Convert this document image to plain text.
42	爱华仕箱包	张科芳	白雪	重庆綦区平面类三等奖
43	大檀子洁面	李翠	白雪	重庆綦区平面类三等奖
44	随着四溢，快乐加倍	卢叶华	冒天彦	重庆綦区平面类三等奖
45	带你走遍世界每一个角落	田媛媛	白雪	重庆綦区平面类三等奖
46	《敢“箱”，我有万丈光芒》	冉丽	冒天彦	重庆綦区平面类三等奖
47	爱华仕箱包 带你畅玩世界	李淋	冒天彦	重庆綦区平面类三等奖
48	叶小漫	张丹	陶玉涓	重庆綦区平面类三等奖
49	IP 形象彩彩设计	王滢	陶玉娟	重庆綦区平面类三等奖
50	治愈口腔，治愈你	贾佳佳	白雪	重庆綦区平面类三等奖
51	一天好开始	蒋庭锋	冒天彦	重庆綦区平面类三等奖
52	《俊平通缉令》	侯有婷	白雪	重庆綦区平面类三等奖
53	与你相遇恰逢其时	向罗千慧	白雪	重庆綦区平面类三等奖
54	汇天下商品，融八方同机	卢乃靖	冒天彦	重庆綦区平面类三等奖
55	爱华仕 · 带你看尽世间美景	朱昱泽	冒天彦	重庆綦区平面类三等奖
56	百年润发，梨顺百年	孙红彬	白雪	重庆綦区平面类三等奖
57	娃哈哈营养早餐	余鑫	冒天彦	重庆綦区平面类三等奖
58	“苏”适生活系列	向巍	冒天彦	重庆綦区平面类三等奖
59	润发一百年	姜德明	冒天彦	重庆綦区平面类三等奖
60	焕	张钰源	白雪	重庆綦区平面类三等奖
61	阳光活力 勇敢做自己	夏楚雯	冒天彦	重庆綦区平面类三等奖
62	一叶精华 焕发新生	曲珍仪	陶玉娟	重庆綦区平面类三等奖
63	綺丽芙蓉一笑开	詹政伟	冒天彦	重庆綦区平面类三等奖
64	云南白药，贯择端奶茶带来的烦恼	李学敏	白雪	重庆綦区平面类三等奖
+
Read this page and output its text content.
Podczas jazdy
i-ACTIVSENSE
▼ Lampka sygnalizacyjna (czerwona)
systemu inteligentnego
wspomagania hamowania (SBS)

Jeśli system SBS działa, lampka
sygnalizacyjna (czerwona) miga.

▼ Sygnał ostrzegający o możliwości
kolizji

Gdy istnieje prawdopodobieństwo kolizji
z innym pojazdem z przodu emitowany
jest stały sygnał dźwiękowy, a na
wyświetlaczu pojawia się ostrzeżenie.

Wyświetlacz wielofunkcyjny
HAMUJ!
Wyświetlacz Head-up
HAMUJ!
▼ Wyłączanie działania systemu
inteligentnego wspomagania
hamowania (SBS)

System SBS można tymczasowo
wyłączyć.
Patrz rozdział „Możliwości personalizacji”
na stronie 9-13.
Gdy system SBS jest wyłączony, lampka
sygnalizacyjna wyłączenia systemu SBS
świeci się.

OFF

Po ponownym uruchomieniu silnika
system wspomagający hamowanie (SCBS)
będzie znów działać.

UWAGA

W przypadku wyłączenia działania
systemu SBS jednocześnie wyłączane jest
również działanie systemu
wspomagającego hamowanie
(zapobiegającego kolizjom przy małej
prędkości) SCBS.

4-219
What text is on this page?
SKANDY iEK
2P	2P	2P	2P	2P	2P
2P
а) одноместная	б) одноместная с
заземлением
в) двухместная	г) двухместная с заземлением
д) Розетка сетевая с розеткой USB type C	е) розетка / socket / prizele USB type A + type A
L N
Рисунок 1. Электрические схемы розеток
•••
To do —
Show every line in the records above that contains the word "hamowanie".

Finished exercise —
system wspomagający hamowanie (SCBS)
wspomagającego hamowanie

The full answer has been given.